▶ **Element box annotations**
<<<<

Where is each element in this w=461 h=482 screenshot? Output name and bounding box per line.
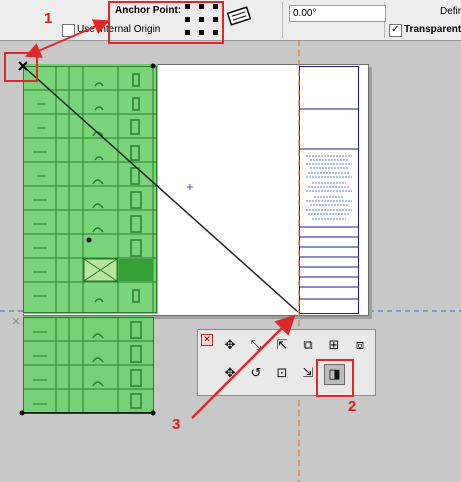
callout-number-2: 2: [348, 398, 357, 415]
callout-number-1: 1: [44, 10, 53, 27]
callout-arrows: [24, 19, 296, 419]
callout-number-3: 3: [172, 416, 181, 433]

>>>>

▶ **Your instructions**
Rewrite every line of the material above as a numbered list, skipping blank lines and leaving out the pictures.

▶ **Output**
1. Where is each element in this w=461 h=482 screenshot? Output name and bounding box per line.
2. callout-number-2: 2: [348, 398, 357, 415]
3. callout-number-1: 1: [44, 10, 53, 27]
4. callout-arrows: [24, 19, 296, 419]
5. callout-number-3: 3: [172, 416, 181, 433]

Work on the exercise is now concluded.